_INPUT ROWS_
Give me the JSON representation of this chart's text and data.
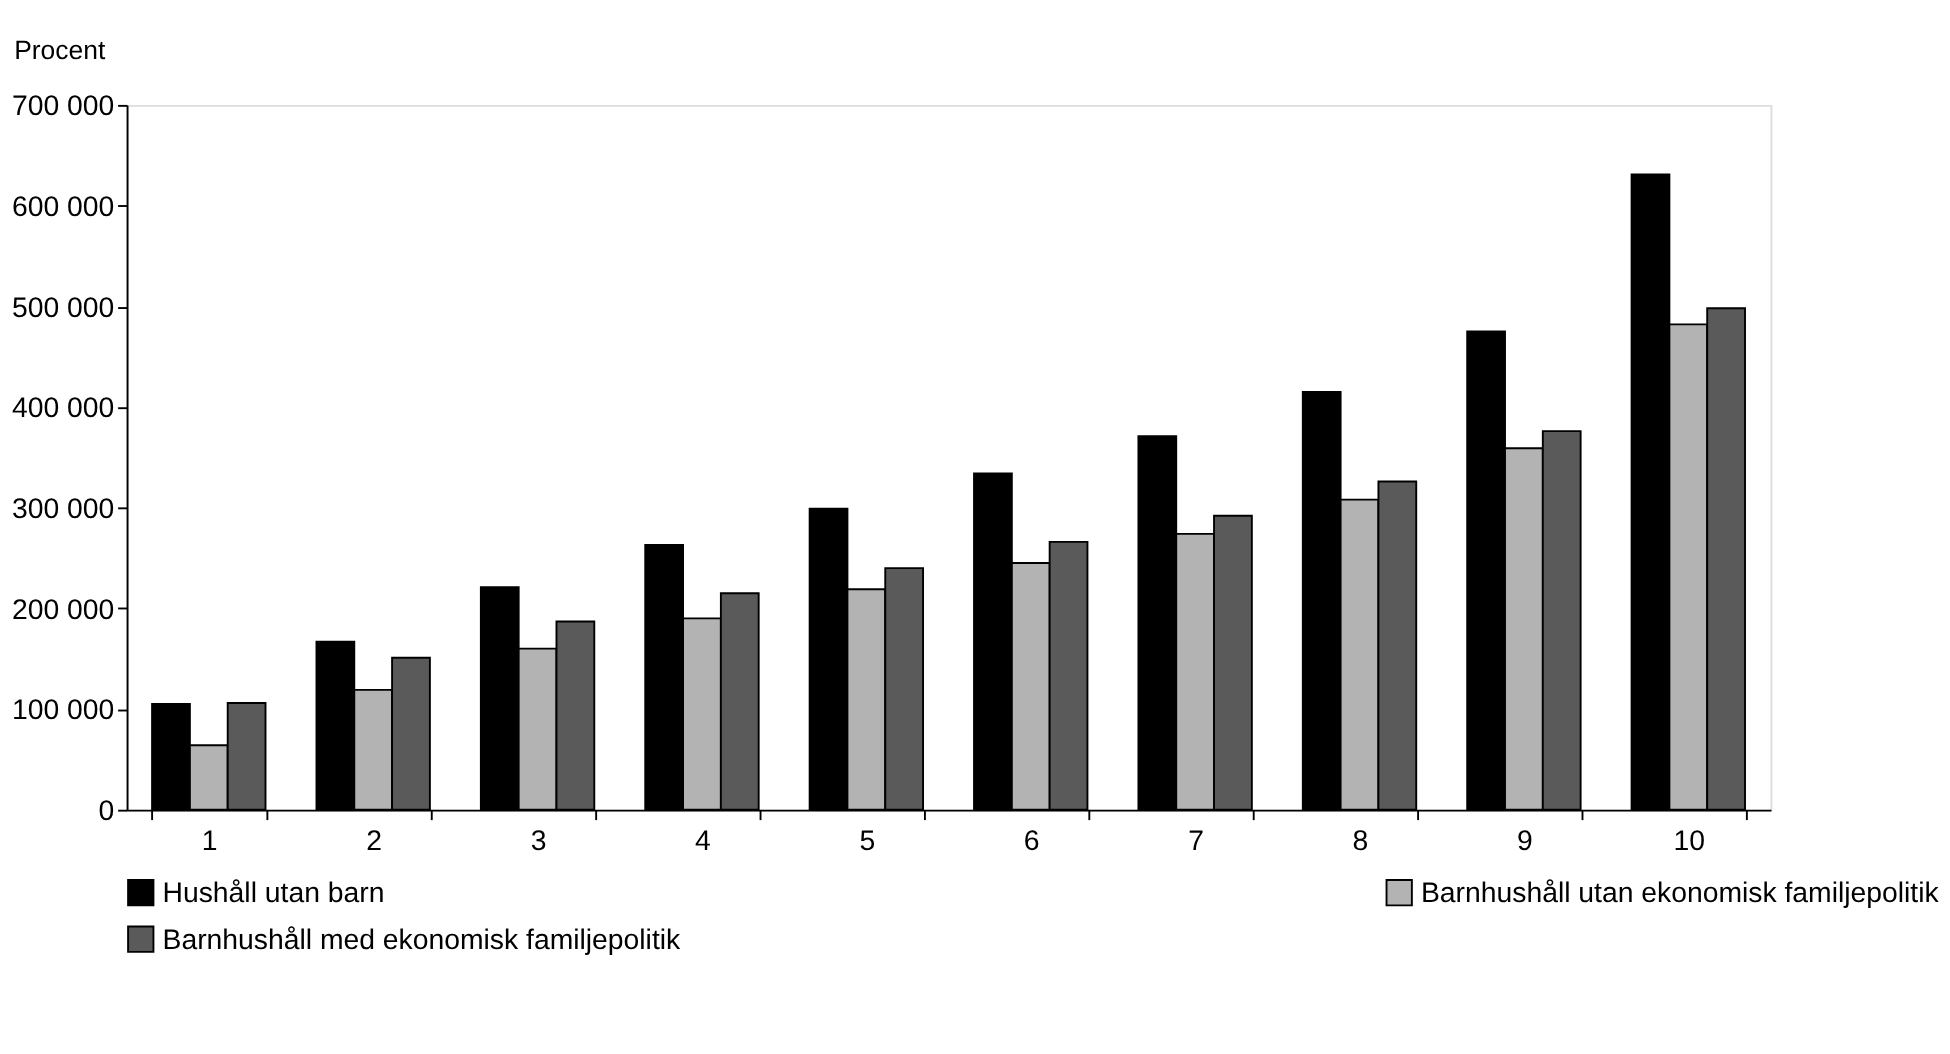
{
  "chart_data": {
    "type": "bar",
    "ylabel": "Procent",
    "categories": [
      "1",
      "2",
      "3",
      "4",
      "5",
      "6",
      "7",
      "8",
      "9",
      "10"
    ],
    "series": [
      {
        "name": "Hushåll utan barn",
        "color": "#000000",
        "values": [
          105000,
          167000,
          221000,
          263000,
          299000,
          334000,
          371000,
          415000,
          475000,
          631000
        ]
      },
      {
        "name": "Barnhushåll utan ekonomisk familjepolitik",
        "color": "#b3b3b3",
        "values": [
          64000,
          119000,
          160000,
          190000,
          219000,
          245000,
          274000,
          308000,
          359000,
          482000
        ]
      },
      {
        "name": "Barnhushåll med ekonomisk familjepolitik",
        "color": "#5a5a5a",
        "values": [
          106000,
          151000,
          187000,
          215000,
          240000,
          266000,
          292000,
          326000,
          376000,
          498000
        ]
      }
    ],
    "ylim": [
      0,
      700000
    ],
    "yticks": [
      {
        "value": 0,
        "label": "0"
      },
      {
        "value": 100000,
        "label": "100 000"
      },
      {
        "value": 200000,
        "label": "200 000"
      },
      {
        "value": 300000,
        "label": "300 000"
      },
      {
        "value": 400000,
        "label": "400 000"
      },
      {
        "value": 500000,
        "label": "500 000"
      },
      {
        "value": 600000,
        "label": "600 000"
      },
      {
        "value": 700000,
        "label": "700 000"
      }
    ],
    "grid": false,
    "legend": "bottom"
  }
}
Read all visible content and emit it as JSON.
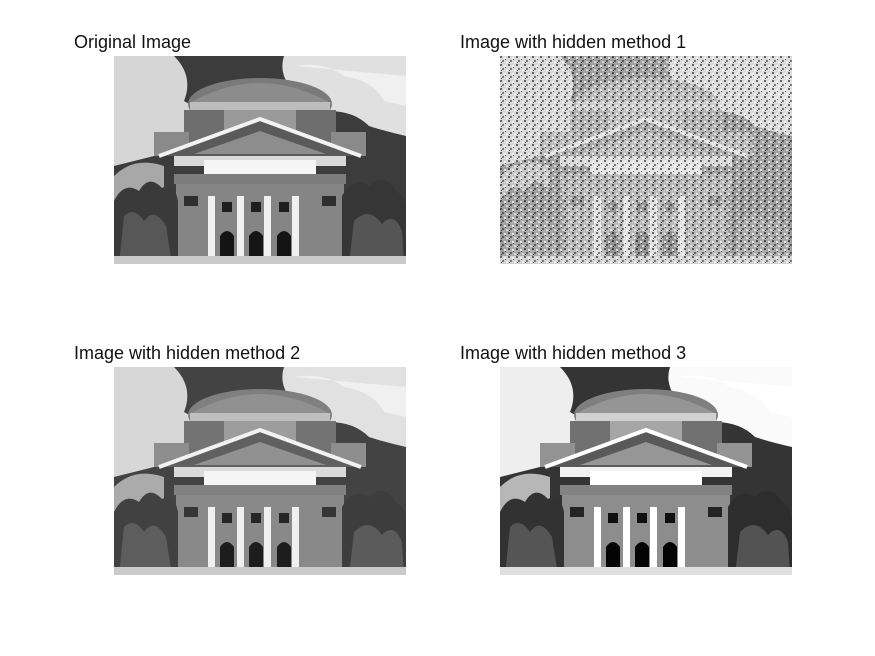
{
  "figure": {
    "panels": [
      {
        "title": "Original Image",
        "variant": "original"
      },
      {
        "title": "Image with hidden method 1",
        "variant": "noisy"
      },
      {
        "title": "Image with hidden method 2",
        "variant": "slight"
      },
      {
        "title": "Image with hidden method 3",
        "variant": "contrast"
      }
    ],
    "colors": {
      "background": "#ffffff",
      "text": "#111111"
    }
  }
}
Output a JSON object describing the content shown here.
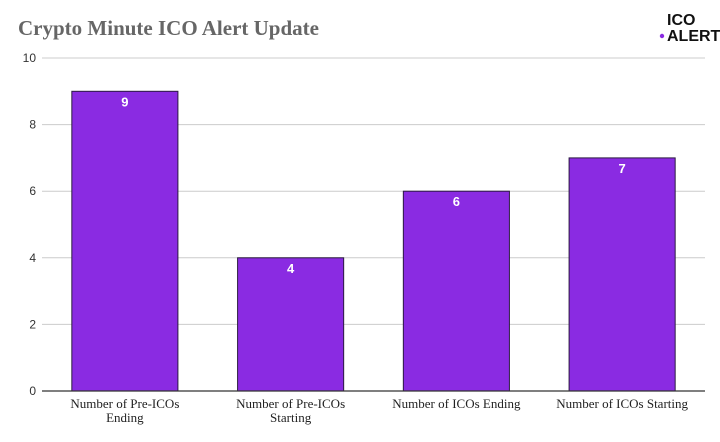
{
  "colors": {
    "bar": "#8a2be2",
    "bar_stroke": "#2a1a40",
    "grid": "#cccccc",
    "axis": "#333333",
    "title": "#666666",
    "logo_dot": "#8a2be2"
  },
  "logo": {
    "line1": "ICO",
    "line2": "ALERT"
  },
  "chart_data": {
    "type": "bar",
    "title": "Crypto Minute ICO Alert Update",
    "xlabel": "",
    "ylabel": "",
    "categories": [
      [
        "Number of Pre-ICOs",
        "Ending"
      ],
      [
        "Number of Pre-ICOs",
        "Starting"
      ],
      [
        "Number of ICOs Ending"
      ],
      [
        "Number of ICOs Starting"
      ]
    ],
    "values": [
      9,
      4,
      6,
      7
    ],
    "ylim": [
      0,
      10
    ],
    "yticks": [
      0,
      2,
      4,
      6,
      8,
      10
    ],
    "grid": true,
    "data_labels": true,
    "legend": "none"
  }
}
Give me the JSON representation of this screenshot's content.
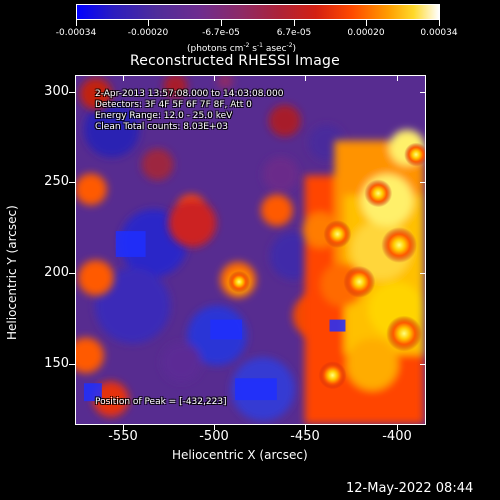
{
  "colorbar": {
    "ticks": [
      "-0.00034",
      "-0.00020",
      "-6.7e-05",
      "6.7e-05",
      "0.00020",
      "0.00034"
    ],
    "units_base": "(photons cm",
    "units_exp1": "-2",
    "units_mid1": " s",
    "units_exp2": "-1",
    "units_mid2": " asec",
    "units_exp3": "-2",
    "units_close": ")",
    "color_min": "#0000ff",
    "color_mid": "#8c2a67",
    "color_max": "#ffffff"
  },
  "title": "Reconstructed RHESSI Image",
  "overlay": {
    "time_range": "2-Apr-2013 13:57:08.000 to 14:03:08.000",
    "detectors": "Detectors: 3F 4F 5F 6F 7F 8F, Att 0",
    "energy_range": "Energy Range: 12.0 - 25.0 keV",
    "clean_counts": "Clean    Total counts: 8.03E+03",
    "peak": "Position of Peak = [-432,223]"
  },
  "axes": {
    "x_title": "Heliocentric X (arcsec)",
    "y_title": "Heliocentric Y (arcsec)",
    "x_ticks": [
      "-550",
      "-500",
      "-450",
      "-400"
    ],
    "y_ticks": [
      "300",
      "250",
      "200",
      "150"
    ],
    "xlim": [
      -574,
      -382
    ],
    "ylim": [
      116,
      308
    ]
  },
  "footer": {
    "timestamp": "12-May-2022 08:44"
  }
}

_PROBLEM DESCRIPTION_
Identify lines with the string "representation". Copy each one.

_TASK OUTPUT_
Give me the JSON representation of this chart's text and data.
Give me the JSON representation of this screenshot's content.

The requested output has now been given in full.